TASKS FOR THIS EXERCISE:
1. In the post about Connecticut's civil unions bill, what does Angus Dwyer worry about?
2. From the post about Connecticut's civil unions bill, write out the passage that begins with the words "If you rest" and stop after "gain serious legs.".

Angus Dwyer worries about the general silence that has greeted Connecticut's civil unions bill. (My previous posts have all been rather short on content too). He and I disagree on the merits of the bill, but we do agree on this: All the fussing about legal process here seems to have distracted many (especially gay marriage opponents) from arguing the merits.

Now, as somebody who really likes legal process, that's fine by me-- the question about what things ought to be enacted by clear legislative command and what things ought to be interpreted out of vague constitutional and legal clauses is a fascinating one (and an obsession of many a constitutional lawyer). But for those who oppose civil unions, this could be folly.

If you rest the anti-same-sex-marriage coalition on a bunch of libertarianish moderates who agree that it would be on-the-whole better that gay rights come out of the legislative side rather than judicial side, your whole coalition collapses once the legislative proposals start to gain serious legs.

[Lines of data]
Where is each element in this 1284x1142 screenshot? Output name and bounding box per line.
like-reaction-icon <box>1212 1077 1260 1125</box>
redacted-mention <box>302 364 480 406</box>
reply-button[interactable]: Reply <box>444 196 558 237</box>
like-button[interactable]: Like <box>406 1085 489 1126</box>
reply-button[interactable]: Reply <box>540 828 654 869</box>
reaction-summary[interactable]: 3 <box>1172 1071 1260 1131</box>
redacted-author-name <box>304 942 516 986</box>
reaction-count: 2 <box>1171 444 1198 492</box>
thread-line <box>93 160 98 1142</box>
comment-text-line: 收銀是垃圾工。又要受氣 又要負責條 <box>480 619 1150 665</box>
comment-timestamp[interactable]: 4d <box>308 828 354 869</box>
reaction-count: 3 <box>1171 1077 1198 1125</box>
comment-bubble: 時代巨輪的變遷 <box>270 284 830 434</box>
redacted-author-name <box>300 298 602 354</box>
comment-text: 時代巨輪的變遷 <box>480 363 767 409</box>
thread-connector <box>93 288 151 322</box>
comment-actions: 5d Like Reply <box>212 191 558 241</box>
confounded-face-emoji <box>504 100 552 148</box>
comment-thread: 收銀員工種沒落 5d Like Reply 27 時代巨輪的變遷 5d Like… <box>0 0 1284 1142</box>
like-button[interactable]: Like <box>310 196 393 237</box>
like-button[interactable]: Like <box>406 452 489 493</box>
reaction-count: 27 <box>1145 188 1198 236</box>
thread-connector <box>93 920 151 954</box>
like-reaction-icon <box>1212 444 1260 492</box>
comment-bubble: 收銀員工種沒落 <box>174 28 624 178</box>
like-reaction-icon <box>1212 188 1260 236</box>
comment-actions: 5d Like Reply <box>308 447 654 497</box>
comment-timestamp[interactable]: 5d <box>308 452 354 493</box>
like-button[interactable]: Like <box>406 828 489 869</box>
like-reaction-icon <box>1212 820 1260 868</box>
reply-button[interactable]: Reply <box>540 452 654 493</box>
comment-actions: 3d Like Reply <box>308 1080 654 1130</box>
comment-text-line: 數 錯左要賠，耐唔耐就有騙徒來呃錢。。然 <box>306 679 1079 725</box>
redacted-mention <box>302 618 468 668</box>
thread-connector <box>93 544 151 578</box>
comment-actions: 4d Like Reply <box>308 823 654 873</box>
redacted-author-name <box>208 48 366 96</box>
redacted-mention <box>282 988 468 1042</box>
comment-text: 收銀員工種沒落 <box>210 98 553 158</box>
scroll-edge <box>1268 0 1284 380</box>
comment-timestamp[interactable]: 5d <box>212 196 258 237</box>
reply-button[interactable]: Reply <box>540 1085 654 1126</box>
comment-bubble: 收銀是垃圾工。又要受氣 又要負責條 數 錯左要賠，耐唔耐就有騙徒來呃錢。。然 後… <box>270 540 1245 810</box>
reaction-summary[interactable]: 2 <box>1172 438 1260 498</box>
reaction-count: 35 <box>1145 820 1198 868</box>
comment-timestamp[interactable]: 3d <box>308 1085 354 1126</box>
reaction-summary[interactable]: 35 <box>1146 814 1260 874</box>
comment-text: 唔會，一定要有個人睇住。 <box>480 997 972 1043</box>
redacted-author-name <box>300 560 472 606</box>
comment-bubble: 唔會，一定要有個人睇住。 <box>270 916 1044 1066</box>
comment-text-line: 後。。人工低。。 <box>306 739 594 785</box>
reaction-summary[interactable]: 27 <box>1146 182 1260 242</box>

RESPONSES:
1. He worries about the general silence that has greeted Connecticut's civil unions bill.

2.
If you rest the anti-same-sex-marriage coalition on a bunch of libertarianish moderates who agree that it would be on-the-whole better that gay rights come out of the legislative side rather than judicial side, your whole coalition collapses once the legislative proposals start to gain serious legs.